:: Stated exercise ::
Look through the data below and return each line where "this" appears.

:: Supplied data ::
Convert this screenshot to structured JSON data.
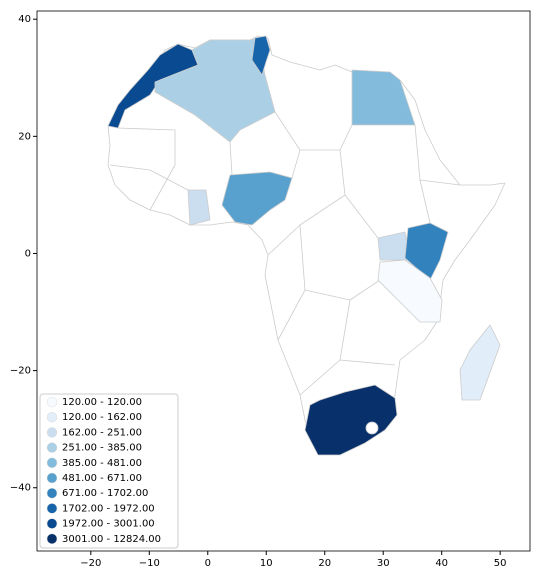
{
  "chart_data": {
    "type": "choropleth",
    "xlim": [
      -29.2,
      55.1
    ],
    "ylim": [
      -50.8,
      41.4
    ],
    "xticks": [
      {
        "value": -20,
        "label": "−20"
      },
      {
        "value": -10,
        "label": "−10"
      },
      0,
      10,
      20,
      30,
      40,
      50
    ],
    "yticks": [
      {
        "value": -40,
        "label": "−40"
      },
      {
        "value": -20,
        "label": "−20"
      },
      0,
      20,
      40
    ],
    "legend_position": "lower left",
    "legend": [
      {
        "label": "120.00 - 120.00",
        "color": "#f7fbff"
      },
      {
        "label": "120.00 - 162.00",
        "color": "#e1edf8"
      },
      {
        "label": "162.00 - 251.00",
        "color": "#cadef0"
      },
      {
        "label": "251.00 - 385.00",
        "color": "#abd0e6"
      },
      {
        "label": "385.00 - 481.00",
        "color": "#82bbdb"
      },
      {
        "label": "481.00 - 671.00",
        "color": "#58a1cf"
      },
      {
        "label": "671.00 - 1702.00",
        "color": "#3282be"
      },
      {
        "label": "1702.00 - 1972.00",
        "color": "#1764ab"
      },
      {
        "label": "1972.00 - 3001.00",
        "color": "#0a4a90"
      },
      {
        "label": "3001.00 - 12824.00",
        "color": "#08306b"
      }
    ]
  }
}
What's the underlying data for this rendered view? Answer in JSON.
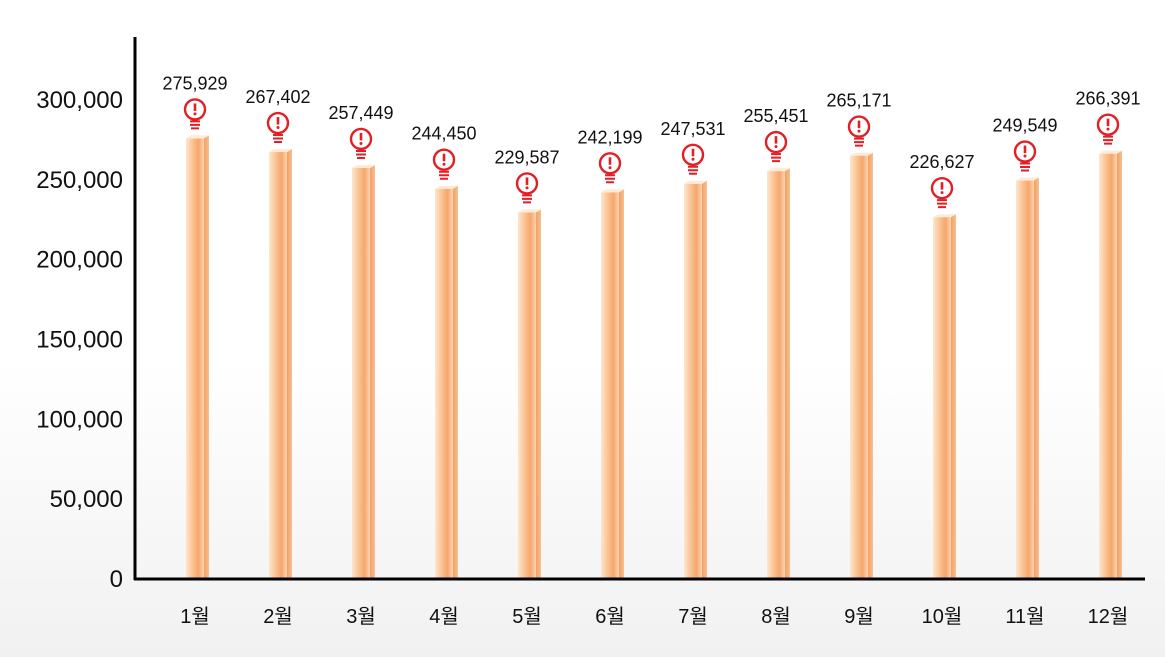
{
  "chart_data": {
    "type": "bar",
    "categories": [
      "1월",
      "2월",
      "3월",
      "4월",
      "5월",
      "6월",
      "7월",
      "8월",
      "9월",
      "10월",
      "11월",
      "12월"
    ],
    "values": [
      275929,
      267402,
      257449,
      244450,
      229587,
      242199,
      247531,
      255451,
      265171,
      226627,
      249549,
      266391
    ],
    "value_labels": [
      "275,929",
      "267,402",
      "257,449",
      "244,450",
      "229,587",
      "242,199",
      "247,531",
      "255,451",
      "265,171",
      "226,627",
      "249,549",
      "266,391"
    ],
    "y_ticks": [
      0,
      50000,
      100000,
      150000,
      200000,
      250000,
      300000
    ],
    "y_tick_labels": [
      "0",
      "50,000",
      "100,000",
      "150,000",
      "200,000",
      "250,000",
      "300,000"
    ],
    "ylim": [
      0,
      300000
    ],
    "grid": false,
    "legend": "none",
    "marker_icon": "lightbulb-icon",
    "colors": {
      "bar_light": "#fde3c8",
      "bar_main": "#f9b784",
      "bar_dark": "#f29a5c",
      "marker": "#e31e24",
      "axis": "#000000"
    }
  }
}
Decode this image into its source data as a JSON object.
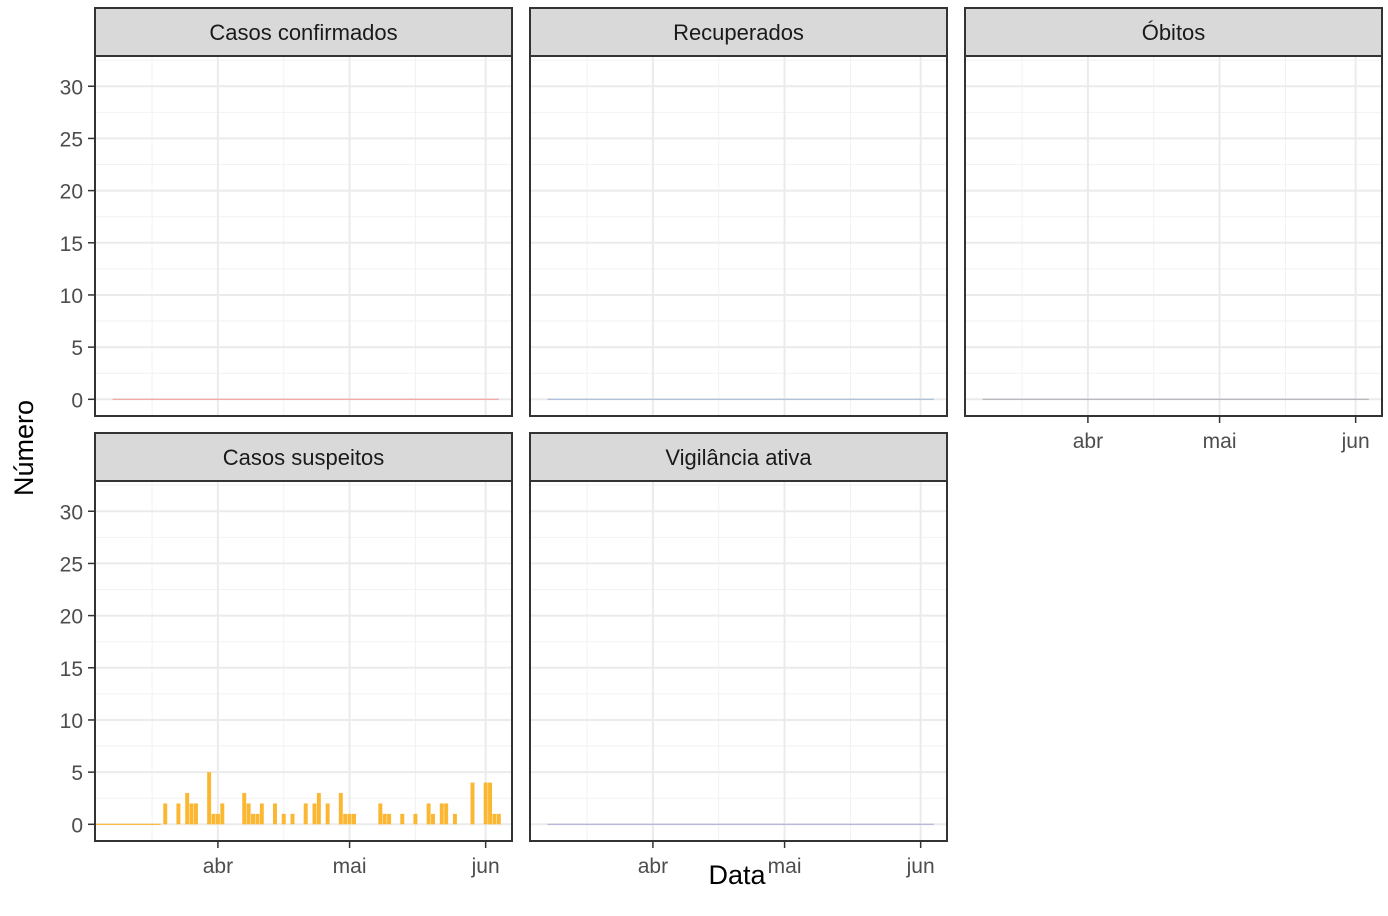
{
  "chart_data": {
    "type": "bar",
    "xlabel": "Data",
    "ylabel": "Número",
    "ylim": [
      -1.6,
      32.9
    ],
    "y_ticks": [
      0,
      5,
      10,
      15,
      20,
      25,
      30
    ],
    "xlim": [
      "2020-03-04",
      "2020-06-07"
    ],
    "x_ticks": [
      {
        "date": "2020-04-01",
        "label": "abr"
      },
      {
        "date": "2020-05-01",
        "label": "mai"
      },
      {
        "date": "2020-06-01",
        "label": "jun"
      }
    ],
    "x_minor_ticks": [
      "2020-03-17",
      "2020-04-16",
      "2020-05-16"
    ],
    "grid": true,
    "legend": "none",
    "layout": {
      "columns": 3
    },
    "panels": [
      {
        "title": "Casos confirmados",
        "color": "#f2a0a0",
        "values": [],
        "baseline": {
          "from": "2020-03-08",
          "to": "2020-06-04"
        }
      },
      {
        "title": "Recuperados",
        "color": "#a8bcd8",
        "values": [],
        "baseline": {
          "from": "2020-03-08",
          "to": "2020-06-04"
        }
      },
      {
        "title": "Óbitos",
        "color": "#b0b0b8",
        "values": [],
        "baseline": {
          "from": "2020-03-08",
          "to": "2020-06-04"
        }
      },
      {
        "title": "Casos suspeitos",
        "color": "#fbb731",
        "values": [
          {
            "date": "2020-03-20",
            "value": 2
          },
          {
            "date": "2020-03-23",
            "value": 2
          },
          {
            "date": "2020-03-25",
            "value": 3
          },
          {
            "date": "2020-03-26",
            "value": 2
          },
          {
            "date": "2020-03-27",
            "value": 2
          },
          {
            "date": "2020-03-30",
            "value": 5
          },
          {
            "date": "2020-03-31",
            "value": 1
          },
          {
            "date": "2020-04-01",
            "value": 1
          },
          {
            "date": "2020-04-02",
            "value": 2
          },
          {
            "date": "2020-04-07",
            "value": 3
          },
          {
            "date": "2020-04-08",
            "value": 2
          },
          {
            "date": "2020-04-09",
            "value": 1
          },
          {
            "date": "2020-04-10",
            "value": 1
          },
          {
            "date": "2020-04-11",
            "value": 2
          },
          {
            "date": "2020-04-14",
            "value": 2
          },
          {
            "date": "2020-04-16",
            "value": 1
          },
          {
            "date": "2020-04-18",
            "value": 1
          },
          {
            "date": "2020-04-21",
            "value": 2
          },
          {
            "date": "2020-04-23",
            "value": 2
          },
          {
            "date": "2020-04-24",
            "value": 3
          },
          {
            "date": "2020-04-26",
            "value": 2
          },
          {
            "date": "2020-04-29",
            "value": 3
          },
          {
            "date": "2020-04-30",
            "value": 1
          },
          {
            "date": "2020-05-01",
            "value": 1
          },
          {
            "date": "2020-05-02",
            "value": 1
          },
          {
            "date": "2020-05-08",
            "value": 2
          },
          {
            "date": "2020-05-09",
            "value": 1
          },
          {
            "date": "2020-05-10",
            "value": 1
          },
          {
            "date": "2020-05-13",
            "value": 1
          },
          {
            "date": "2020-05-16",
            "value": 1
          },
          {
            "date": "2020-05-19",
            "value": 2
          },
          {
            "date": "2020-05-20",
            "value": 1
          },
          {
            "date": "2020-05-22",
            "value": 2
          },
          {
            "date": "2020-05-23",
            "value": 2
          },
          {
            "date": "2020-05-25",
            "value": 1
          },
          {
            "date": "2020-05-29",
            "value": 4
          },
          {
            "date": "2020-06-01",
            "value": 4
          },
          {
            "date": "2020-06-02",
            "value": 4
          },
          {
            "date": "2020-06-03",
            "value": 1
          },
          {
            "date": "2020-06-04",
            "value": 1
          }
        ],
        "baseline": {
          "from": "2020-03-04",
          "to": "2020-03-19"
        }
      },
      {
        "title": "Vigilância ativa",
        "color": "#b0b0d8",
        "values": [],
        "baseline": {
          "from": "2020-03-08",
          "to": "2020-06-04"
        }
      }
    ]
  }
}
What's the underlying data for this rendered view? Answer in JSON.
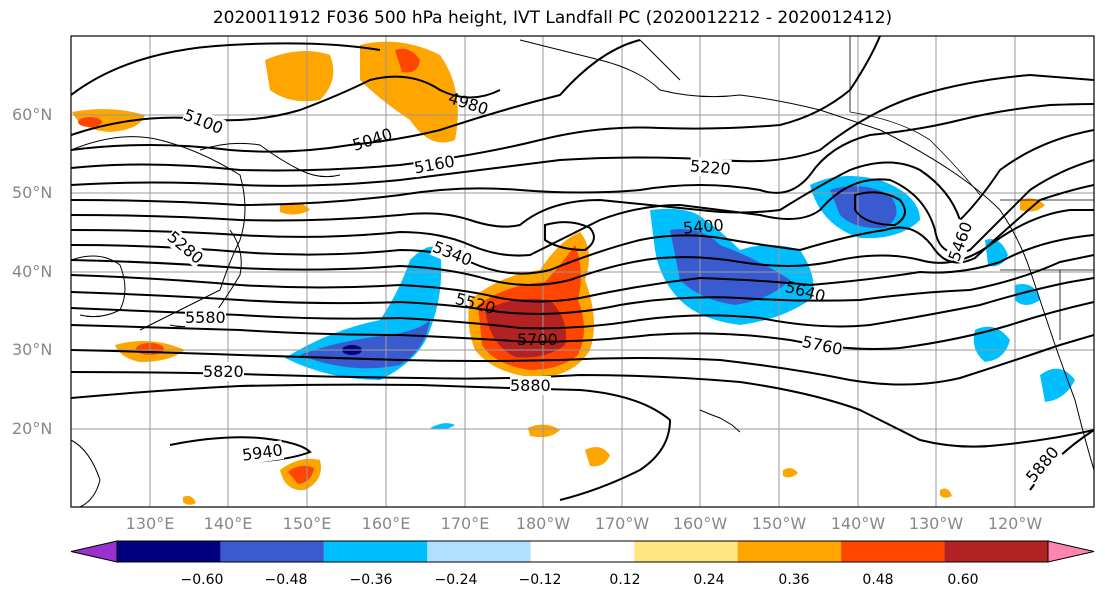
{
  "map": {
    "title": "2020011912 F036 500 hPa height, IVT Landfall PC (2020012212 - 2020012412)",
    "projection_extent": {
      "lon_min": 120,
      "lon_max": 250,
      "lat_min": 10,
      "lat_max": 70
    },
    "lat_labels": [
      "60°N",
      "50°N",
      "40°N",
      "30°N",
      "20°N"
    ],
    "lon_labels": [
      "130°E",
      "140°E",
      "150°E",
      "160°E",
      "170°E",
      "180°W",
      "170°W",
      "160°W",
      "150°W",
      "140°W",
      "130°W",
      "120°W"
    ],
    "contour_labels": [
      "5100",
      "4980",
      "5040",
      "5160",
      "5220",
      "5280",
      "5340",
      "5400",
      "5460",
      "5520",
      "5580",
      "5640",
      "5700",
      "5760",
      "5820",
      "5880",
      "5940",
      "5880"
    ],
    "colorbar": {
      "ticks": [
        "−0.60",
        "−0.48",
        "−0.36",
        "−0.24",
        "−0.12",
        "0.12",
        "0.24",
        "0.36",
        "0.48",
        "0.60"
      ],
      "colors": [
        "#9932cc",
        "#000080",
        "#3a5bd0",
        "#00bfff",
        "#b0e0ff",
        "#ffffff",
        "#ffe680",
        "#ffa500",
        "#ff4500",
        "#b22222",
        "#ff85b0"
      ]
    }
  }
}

:: Exercise result ::
Convert this screenshot to structured JSON data.
What's the underlying data for this rendered view? Answer in JSON.
Decode this image into its source data as a JSON object.
What's the underlying data for this rendered view? Answer in JSON.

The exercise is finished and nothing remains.